• _Problem_: Whenever a line below holds the word "genstartes", copy that line.

━━━━━ Records supplied

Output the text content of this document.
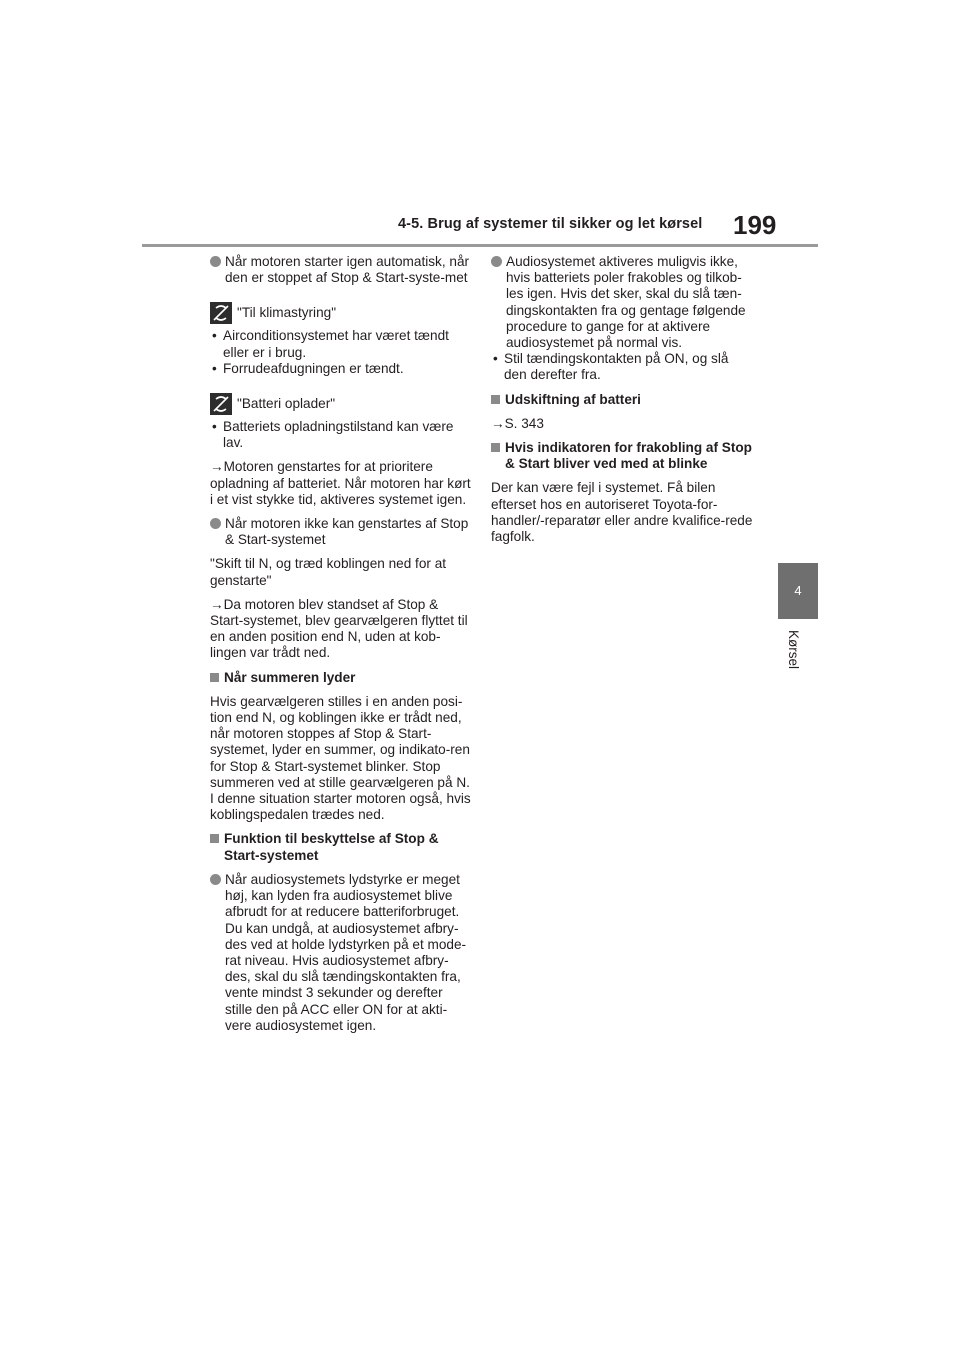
4-5. Brug af systemer til sikker og let kørsel 199
4
Kørsel
Når motoren starter igen automatisk, når den er stoppet af Stop & Start-syste-met
"Til klimastyring"
• Airconditionsystemet har været tændt eller er i brug.
• Forrudeafdugningen er tændt.
"Batteri oplader"
• Batteriets opladningstilstand kan være lav.

→Motoren genstartes for at prioritere opladning af batteriet. Når motoren har kørt i et vist stykke tid, aktiveres systemet igen.

Når motoren ikke kan genstartes af Stop & Start-systemet

"Skift til N, og træd koblingen ned for at genstarte"

→Da motoren blev standset af Stop & Start-systemet, blev gearvælgeren flyttet til en anden position end N, uden at kob-lingen var trådt ned.

Når summeren lyder

Hvis gearvælgeren stilles i en anden posi-tion end N, og koblingen ikke er trådt ned, når motoren stoppes af Stop & Start-systemet, lyder en summer, og indikato-ren for Stop & Start-systemet blinker. Stop summeren ved at stille gearvælgeren på N. I denne situation starter motoren også, hvis koblingspedalen trædes ned.

Funktion til beskyttelse af Stop & Start-systemet
Når audiosystemets lydstyrke er meget høj, kan lyden fra audiosystemet blive afbrudt for at reducere batteriforbruget. Du kan undgå, at audiosystemet afbry-des ved at holde lydstyrken på et mode-rat niveau. Hvis audiosystemet afbry-des, skal du slå tændingskontakten fra, vente mindst 3 sekunder og derefter stille den på ACC eller ON for at akti-vere audiosystemet igen.
Audiosystemet aktiveres muligvis ikke, hvis batteriets poler frakobles og tilkob-les igen. Hvis det sker, skal du slå tæn-dingskontakten fra og gentage følgende procedure to gange for at aktivere audiosystemet på normal vis.
• Stil tændingskontakten på ON, og slå den derefter fra.
Udskiftning af batteri

→S. 343

Hvis indikatoren for frakobling af Stop & Start bliver ved med at blinke

Der kan være fejl i systemet. Få bilen efterset hos en autoriseret Toyota-for-handler/-reparatør eller andre kvalifice-rede fagfolk.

━━━━━━━━━━

• _Solution for this problem_:
→Motoren genstartes for at prioritere opladning af batteriet. Når motoren har kørt i et vist stykke tid, aktiveres systemet igen.
Når motoren ikke kan genstartes af Stop & Start-systemet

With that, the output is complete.